━━━━━ GIVEN RECORDS
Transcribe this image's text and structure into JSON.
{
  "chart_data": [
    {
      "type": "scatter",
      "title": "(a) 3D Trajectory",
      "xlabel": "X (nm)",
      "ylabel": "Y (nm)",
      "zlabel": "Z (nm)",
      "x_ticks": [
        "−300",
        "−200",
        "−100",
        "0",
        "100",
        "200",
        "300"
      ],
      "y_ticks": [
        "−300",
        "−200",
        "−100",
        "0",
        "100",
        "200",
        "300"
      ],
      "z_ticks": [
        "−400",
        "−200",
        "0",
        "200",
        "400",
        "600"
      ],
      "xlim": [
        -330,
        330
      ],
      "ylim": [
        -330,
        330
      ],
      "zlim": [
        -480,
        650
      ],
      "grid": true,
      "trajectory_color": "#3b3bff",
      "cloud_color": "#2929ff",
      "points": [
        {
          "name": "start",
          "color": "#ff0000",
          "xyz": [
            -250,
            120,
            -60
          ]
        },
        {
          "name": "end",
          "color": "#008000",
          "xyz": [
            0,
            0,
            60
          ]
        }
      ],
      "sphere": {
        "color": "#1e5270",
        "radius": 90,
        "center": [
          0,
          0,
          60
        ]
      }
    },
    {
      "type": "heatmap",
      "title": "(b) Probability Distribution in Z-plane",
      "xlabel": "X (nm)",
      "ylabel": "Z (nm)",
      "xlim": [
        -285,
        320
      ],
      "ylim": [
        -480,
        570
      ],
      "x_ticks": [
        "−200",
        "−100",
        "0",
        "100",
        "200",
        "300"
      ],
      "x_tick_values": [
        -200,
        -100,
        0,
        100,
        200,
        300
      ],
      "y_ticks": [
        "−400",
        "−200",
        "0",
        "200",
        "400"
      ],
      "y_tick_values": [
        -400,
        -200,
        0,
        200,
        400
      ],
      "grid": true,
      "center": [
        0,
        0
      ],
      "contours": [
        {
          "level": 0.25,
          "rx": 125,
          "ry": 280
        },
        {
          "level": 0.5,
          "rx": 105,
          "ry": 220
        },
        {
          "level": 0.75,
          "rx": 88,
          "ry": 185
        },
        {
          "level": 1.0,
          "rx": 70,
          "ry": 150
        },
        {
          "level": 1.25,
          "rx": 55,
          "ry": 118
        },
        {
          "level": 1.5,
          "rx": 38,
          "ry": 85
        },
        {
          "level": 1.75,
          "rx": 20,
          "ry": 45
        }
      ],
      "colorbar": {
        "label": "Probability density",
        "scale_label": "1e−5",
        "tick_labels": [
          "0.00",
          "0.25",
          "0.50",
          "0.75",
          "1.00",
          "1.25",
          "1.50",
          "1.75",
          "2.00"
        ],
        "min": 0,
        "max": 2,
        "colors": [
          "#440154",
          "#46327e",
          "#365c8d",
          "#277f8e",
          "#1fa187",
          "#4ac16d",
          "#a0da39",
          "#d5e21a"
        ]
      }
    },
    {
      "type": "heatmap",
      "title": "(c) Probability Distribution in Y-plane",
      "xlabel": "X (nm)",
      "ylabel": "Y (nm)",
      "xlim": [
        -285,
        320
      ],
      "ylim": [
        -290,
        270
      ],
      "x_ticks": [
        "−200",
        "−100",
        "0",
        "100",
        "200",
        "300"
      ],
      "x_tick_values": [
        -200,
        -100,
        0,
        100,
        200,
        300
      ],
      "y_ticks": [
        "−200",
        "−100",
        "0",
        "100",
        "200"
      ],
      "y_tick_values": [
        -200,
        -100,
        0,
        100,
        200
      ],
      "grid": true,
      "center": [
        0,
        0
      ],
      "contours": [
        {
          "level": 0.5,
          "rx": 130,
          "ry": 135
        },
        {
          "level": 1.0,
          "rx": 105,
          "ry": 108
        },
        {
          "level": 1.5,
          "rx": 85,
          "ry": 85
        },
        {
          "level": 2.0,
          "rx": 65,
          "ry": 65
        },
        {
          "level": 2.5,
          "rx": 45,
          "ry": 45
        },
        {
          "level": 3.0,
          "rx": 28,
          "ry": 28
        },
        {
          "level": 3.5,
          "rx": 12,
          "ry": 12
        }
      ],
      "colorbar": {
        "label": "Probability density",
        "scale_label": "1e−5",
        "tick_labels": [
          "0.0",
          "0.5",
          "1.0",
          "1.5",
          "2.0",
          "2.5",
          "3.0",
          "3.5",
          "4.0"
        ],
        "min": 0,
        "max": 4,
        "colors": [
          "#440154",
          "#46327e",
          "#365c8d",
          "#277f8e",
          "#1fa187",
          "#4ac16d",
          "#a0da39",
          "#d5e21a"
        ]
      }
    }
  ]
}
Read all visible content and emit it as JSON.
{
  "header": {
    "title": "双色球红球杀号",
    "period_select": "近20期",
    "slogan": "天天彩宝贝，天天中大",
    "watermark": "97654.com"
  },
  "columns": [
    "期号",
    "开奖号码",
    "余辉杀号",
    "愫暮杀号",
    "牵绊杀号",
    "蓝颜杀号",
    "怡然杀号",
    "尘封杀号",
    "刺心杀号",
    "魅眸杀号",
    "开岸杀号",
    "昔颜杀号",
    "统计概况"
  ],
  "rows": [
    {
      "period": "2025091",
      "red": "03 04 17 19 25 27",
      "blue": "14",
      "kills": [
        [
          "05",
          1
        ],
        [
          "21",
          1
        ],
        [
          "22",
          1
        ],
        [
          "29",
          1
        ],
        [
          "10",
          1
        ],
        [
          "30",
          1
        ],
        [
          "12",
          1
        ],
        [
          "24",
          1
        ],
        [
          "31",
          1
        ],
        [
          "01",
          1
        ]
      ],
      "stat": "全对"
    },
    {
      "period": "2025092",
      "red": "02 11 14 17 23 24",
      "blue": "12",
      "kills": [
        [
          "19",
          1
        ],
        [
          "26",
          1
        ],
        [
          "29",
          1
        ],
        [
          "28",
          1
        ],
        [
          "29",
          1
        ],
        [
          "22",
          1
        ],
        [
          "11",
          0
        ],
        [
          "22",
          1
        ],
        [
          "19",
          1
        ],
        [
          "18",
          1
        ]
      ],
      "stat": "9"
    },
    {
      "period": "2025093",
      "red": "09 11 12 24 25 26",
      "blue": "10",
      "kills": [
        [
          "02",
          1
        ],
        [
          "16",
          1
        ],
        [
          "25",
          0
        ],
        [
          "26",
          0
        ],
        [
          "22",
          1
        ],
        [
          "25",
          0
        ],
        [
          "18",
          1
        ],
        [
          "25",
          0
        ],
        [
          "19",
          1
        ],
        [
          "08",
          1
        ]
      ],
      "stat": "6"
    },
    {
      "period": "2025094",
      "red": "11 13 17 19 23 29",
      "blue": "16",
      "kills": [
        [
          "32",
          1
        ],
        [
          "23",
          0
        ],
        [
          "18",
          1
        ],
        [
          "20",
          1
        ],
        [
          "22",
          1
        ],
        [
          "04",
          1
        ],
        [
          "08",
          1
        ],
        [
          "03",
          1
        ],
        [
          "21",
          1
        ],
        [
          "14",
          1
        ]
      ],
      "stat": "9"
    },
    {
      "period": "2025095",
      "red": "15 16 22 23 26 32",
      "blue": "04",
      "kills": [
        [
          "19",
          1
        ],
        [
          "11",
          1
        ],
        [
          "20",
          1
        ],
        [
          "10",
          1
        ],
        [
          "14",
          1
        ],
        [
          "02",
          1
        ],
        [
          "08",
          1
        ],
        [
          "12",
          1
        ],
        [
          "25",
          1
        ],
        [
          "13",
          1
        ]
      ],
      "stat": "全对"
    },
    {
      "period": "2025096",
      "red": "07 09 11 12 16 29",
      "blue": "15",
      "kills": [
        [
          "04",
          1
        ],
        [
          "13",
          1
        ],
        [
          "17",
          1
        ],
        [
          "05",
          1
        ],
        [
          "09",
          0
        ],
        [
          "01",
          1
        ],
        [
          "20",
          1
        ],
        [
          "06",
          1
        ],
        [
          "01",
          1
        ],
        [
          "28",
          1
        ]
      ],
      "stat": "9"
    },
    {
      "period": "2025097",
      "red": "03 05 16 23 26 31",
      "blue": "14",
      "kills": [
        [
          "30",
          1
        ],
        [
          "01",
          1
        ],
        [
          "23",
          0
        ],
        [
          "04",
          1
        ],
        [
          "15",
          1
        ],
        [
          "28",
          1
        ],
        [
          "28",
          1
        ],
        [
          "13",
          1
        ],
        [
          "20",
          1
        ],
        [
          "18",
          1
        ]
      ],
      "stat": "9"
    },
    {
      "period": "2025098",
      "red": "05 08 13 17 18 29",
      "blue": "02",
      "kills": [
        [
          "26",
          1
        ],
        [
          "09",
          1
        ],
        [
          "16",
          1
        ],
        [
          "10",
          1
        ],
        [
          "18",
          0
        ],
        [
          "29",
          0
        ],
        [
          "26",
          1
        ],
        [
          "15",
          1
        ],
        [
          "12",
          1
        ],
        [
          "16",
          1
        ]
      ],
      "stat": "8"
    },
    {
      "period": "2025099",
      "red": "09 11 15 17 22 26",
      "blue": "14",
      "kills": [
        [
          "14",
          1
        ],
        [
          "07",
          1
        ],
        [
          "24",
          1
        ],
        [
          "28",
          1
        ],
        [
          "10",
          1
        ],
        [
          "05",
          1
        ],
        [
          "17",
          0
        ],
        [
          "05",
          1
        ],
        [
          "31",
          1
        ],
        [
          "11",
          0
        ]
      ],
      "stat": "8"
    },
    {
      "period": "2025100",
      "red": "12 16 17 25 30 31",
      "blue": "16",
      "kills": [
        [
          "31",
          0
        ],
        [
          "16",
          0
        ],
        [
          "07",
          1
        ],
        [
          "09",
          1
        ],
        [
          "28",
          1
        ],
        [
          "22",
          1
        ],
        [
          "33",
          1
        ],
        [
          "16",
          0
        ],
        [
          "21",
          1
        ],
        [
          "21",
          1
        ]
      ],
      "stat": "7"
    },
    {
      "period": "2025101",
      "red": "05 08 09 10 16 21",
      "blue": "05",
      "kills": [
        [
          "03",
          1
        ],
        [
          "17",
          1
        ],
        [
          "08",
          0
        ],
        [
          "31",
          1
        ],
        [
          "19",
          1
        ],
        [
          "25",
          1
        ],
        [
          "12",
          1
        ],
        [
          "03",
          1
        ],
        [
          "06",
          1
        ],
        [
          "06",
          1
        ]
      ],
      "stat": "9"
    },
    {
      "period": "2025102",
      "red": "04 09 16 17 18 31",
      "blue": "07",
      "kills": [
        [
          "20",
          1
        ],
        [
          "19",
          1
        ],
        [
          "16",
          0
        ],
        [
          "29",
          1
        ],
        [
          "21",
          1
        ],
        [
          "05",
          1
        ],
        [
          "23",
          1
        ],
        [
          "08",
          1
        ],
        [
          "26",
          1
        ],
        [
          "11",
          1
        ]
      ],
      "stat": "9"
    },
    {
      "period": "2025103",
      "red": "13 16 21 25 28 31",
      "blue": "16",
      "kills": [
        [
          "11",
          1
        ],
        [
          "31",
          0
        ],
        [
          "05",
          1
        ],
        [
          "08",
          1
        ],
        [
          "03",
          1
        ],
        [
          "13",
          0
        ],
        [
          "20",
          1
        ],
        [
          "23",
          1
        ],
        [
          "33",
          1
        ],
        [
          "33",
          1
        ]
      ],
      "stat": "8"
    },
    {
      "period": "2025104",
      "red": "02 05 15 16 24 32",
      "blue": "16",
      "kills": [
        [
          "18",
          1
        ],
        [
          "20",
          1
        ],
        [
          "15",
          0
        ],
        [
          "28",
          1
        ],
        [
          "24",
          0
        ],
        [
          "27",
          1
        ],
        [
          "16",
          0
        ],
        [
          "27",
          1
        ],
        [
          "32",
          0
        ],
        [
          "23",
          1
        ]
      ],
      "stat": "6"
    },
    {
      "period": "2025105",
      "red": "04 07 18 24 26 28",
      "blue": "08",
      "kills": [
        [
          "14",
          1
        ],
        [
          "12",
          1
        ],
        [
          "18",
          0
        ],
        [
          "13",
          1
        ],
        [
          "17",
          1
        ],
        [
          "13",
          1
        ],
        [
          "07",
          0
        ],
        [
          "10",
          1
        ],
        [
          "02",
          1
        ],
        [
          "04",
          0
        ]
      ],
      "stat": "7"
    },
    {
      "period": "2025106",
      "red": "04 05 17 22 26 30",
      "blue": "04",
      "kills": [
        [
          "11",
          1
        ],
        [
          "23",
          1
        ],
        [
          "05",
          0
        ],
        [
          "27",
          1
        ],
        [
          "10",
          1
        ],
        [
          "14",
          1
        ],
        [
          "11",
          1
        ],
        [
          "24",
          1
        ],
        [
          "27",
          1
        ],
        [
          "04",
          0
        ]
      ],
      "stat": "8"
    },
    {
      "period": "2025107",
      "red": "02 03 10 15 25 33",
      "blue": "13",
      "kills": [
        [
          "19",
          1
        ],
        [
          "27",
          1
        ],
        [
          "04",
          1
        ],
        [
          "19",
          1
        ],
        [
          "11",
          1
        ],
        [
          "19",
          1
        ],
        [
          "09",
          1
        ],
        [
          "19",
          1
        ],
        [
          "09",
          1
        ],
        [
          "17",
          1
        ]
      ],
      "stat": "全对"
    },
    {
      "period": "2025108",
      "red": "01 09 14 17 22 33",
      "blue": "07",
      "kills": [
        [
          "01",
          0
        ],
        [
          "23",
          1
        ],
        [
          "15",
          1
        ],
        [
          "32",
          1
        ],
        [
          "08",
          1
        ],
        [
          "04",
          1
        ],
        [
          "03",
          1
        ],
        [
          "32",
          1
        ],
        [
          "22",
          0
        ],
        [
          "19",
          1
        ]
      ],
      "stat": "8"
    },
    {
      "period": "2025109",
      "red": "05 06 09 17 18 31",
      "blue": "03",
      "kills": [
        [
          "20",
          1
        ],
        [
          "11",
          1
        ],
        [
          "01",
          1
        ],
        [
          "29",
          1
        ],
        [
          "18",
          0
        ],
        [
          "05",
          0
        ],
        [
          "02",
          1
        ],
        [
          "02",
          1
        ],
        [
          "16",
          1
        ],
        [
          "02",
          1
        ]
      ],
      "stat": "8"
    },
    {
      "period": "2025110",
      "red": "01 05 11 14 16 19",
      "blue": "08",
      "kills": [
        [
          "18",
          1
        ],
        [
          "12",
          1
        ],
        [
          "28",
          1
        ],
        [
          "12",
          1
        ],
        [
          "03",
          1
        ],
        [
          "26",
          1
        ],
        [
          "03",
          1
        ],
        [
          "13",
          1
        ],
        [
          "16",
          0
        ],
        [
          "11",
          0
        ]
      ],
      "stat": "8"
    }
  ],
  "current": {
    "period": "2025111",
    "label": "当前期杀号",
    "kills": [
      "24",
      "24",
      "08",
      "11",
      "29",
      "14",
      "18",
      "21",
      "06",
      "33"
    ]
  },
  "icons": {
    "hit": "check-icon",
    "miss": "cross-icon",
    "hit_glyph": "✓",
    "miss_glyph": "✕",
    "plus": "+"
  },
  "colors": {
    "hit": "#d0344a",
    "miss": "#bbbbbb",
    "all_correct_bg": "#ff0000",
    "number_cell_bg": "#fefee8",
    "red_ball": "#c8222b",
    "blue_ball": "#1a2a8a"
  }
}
━━━━━━━━━━
▶ [REQUIRED WORK] Return every line in the listing that contains the word "Probability".

▶ [EXERCISE SOLUTION]
      "title": "(b) Probability Distribution in Z-plane",
        "label": "Probability density",
      "title": "(c) Probability Distribution in Y-plane",
        "label": "Probability density",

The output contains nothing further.